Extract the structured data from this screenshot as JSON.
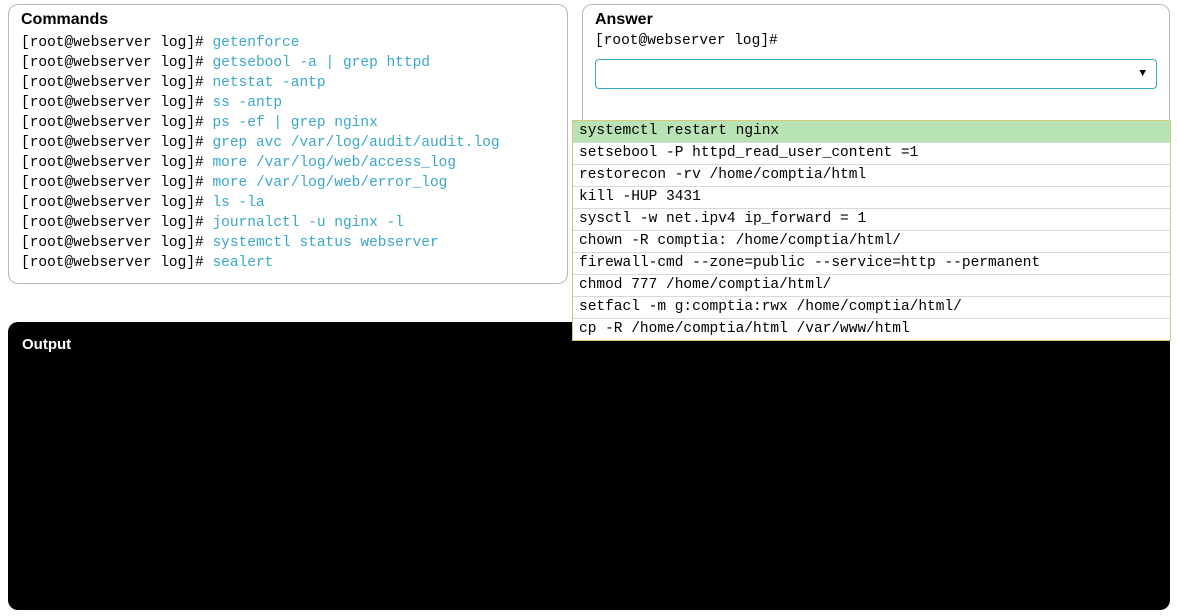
{
  "commands": {
    "title": "Commands",
    "prompt": "[root@webserver log]# ",
    "lines": [
      "getenforce",
      "getsebool -a | grep httpd",
      "netstat -antp",
      "ss -antp",
      "ps -ef | grep nginx",
      "grep avc /var/log/audit/audit.log",
      "more /var/log/web/access_log",
      "more /var/log/web/error_log",
      "ls -la",
      "journalctl -u nginx -l",
      "systemctl status webserver",
      "sealert"
    ]
  },
  "answer": {
    "title": "Answer",
    "prompt": "[root@webserver log]#",
    "options": [
      "systemctl restart nginx",
      "setsebool -P httpd_read_user_content =1",
      "restorecon -rv /home/comptia/html",
      "kill -HUP 3431",
      "sysctl -w net.ipv4 ip_forward = 1",
      "chown -R comptia: /home/comptia/html/",
      "firewall-cmd --zone=public --service=http --permanent",
      "chmod 777 /home/comptia/html/",
      "setfacl -m g:comptia:rwx /home/comptia/html/",
      "cp -R /home/comptia/html /var/www/html"
    ],
    "selected_index": 0
  },
  "output": {
    "title": "Output"
  }
}
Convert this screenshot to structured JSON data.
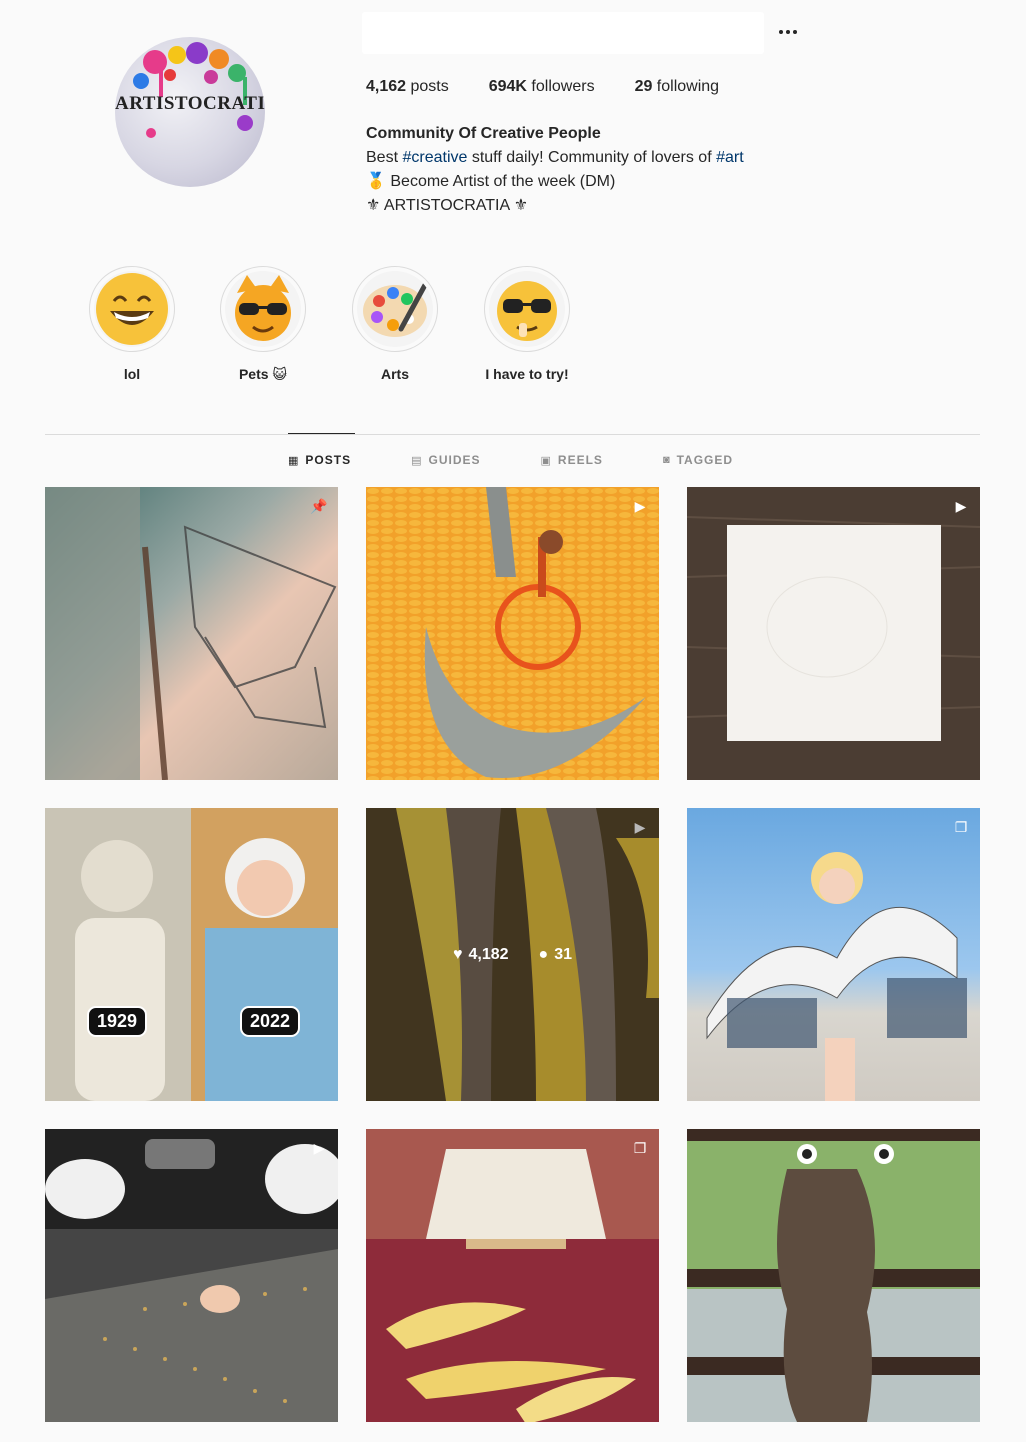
##########
* _AIM OF THE TASK_
Repeat all of the data above word for word, minus the pictures.

* _RESULT OF THIS EXERCISE_
Extract the structured data from this screenshot as JSON.
{
  "commands": {
    "title": "Commands",
    "prompt": "[root@webserver log]# ",
    "lines": [
      "getenforce",
      "getsebool -a | grep httpd",
      "netstat -antp",
      "ss -antp",
      "ps -ef | grep nginx",
      "grep avc /var/log/audit/audit.log",
      "more /var/log/web/access_log",
      "more /var/log/web/error_log",
      "ls -la",
      "journalctl -u nginx -l",
      "systemctl status webserver",
      "sealert"
    ]
  },
  "answer": {
    "title": "Answer",
    "prompt": "[root@webserver log]#",
    "options": [
      "systemctl restart nginx",
      "setsebool -P httpd_read_user_content =1",
      "restorecon -rv /home/comptia/html",
      "kill -HUP 3431",
      "sysctl -w net.ipv4 ip_forward = 1",
      "chown -R comptia: /home/comptia/html/",
      "firewall-cmd --zone=public --service=http --permanent",
      "chmod 777 /home/comptia/html/",
      "setfacl -m g:comptia:rwx /home/comptia/html/",
      "cp -R /home/comptia/html /var/www/html"
    ],
    "selected_index": 0
  },
  "output": {
    "title": "Output"
  }
}
Convert this screenshot to structured JSON data.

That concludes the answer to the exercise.